___ Data listing ___
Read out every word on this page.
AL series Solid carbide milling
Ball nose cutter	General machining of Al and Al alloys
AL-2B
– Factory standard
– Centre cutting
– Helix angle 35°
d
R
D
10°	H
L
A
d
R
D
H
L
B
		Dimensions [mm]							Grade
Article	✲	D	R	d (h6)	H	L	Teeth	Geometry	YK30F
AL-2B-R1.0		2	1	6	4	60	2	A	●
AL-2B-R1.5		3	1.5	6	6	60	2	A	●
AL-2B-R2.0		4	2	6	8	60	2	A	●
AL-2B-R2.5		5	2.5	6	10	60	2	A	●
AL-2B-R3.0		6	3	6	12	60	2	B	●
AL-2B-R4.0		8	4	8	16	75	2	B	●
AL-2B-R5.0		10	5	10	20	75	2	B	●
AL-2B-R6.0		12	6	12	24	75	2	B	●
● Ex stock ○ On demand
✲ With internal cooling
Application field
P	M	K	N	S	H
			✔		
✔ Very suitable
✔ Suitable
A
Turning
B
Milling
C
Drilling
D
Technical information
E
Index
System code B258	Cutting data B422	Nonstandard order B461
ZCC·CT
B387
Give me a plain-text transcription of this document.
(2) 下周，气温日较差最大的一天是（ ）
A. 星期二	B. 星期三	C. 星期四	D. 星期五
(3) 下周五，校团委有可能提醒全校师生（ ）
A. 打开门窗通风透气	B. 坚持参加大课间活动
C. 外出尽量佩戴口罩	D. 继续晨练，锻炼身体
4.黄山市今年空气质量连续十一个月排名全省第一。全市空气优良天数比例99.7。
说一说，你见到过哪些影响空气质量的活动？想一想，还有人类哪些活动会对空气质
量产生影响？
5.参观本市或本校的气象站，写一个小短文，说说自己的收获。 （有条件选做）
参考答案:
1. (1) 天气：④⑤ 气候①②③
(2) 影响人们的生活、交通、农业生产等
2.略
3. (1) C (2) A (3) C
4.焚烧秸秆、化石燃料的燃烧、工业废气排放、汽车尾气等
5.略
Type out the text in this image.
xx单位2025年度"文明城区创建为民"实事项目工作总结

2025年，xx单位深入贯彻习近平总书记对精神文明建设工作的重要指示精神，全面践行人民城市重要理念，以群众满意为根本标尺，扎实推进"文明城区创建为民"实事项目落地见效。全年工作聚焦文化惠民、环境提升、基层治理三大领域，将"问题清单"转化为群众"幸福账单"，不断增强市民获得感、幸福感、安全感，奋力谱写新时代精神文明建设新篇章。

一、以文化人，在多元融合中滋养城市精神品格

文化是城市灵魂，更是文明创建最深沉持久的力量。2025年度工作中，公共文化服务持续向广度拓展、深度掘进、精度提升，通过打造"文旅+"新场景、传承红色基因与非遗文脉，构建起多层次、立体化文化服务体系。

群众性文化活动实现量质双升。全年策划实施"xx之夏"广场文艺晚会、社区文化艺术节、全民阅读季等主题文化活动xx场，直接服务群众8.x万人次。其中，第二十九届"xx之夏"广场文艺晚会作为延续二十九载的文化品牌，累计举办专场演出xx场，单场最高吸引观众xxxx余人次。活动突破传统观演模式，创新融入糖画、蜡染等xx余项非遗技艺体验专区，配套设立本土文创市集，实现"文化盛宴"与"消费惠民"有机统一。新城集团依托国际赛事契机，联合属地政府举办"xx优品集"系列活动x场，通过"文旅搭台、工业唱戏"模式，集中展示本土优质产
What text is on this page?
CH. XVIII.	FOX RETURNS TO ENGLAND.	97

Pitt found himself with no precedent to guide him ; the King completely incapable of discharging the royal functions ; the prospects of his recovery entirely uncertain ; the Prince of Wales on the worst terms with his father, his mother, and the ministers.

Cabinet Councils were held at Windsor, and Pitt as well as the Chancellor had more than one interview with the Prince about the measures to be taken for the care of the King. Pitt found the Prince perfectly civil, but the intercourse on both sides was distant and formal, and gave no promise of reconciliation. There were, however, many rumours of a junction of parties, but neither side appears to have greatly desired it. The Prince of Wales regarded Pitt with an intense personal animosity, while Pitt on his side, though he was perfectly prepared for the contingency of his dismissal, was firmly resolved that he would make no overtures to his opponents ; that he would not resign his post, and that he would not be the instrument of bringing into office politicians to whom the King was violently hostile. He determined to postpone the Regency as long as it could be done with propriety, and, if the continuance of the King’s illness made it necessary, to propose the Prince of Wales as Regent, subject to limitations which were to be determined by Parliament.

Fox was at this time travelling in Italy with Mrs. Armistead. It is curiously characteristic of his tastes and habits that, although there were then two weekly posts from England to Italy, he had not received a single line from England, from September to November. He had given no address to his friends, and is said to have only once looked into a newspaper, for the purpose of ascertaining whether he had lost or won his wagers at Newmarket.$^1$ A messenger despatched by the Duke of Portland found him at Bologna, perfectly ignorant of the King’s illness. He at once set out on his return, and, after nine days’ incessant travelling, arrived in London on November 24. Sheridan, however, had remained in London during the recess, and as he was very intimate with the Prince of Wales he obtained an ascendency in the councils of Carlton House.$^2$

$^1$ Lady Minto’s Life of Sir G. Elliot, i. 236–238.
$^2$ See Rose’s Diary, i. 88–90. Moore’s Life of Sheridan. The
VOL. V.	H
___
[Exercise details] Look through the data above. Each line containing the word "Life" needs to be copied.

[Full solution]
$^1$ Lady Minto’s Life of Sir G. Elliot, i. 236–238.
$^2$ See Rose’s Diary, i. 88–90. Moore’s Life of Sheridan. The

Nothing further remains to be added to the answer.